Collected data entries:
• • •

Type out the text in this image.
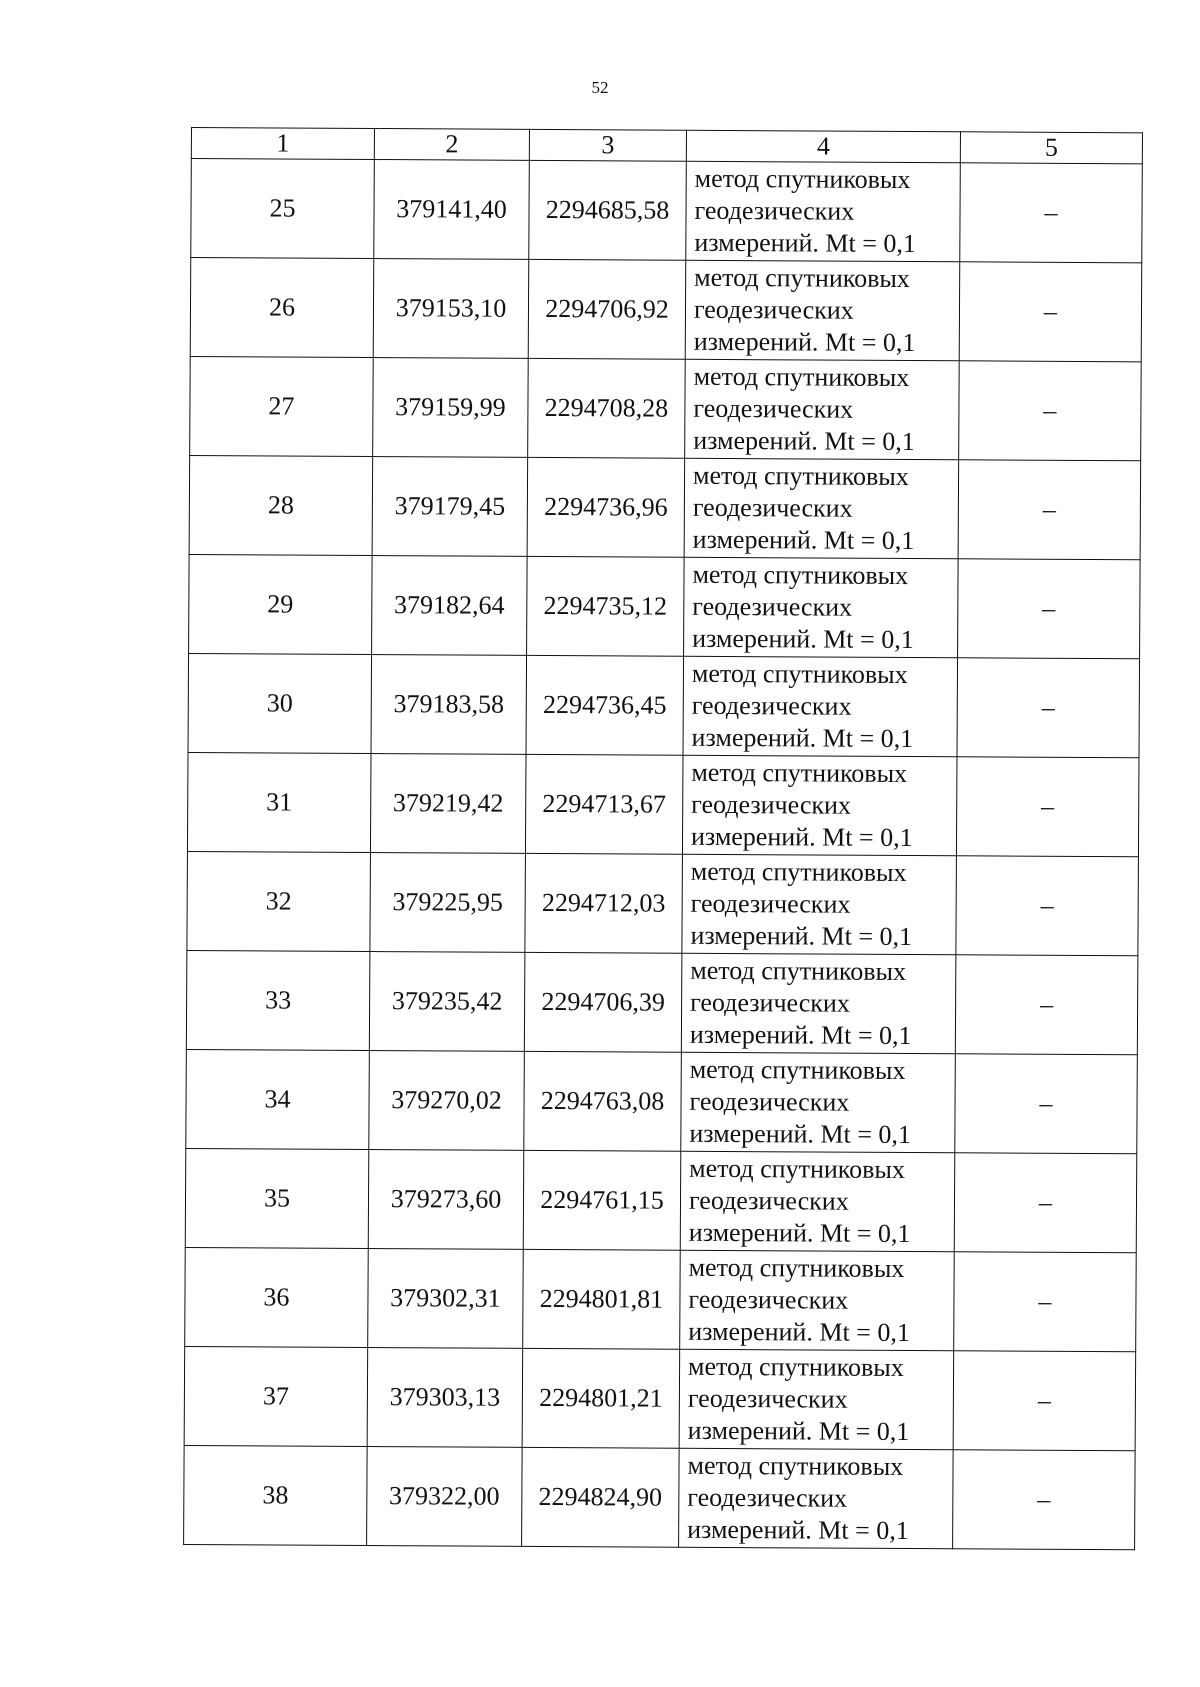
52
1	2	3	4	5
25	379141,40	2294685,58	метод спутниковых
геодезических
измерений. Mt = 0,1	–
26	379153,10	2294706,92	метод спутниковых
геодезических
измерений. Mt = 0,1	–
27	379159,99	2294708,28	метод спутниковых
геодезических
измерений. Mt = 0,1	–
28	379179,45	2294736,96	метод спутниковых
геодезических
измерений. Mt = 0,1	–
29	379182,64	2294735,12	метод спутниковых
геодезических
измерений. Mt = 0,1	–
30	379183,58	2294736,45	метод спутниковых
геодезических
измерений. Mt = 0,1	–
31	379219,42	2294713,67	метод спутниковых
геодезических
измерений. Mt = 0,1	–
32	379225,95	2294712,03	метод спутниковых
геодезических
измерений. Mt = 0,1	–
33	379235,42	2294706,39	метод спутниковых
геодезических
измерений. Mt = 0,1	–
34	379270,02	2294763,08	метод спутниковых
геодезических
измерений. Mt = 0,1	–
35	379273,60	2294761,15	метод спутниковых
геодезических
измерений. Mt = 0,1	–
36	379302,31	2294801,81	метод спутниковых
геодезических
измерений. Mt = 0,1	–
37	379303,13	2294801,21	метод спутниковых
геодезических
измерений. Mt = 0,1	–
38	379322,00	2294824,90	метод спутниковых
геодезических
измерений. Mt = 0,1	–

• • •

## CHALLENGE
Every line of the data above should be quoted exactly. Omit the pictures.

## ANSWER IN FULL
Type out the text in this image.
52
1	2	3	4	5
25	379141,40	2294685,58	метод спутниковых
геодезических
измерений. Mt = 0,1	–
26	379153,10	2294706,92	метод спутниковых
геодезических
измерений. Mt = 0,1	–
27	379159,99	2294708,28	метод спутниковых
геодезических
измерений. Mt = 0,1	–
28	379179,45	2294736,96	метод спутниковых
геодезических
измерений. Mt = 0,1	–
29	379182,64	2294735,12	метод спутниковых
геодезических
измерений. Mt = 0,1	–
30	379183,58	2294736,45	метод спутниковых
геодезических
измерений. Mt = 0,1	–
31	379219,42	2294713,67	метод спутниковых
геодезических
измерений. Mt = 0,1	–
32	379225,95	2294712,03	метод спутниковых
геодезических
измерений. Mt = 0,1	–
33	379235,42	2294706,39	метод спутниковых
геодезических
измерений. Mt = 0,1	–
34	379270,02	2294763,08	метод спутниковых
геодезических
измерений. Mt = 0,1	–
35	379273,60	2294761,15	метод спутниковых
геодезических
измерений. Mt = 0,1	–
36	379302,31	2294801,81	метод спутниковых
геодезических
измерений. Mt = 0,1	–
37	379303,13	2294801,21	метод спутниковых
геодезических
измерений. Mt = 0,1	–
38	379322,00	2294824,90	метод спутниковых
геодезических
измерений. Mt = 0,1	–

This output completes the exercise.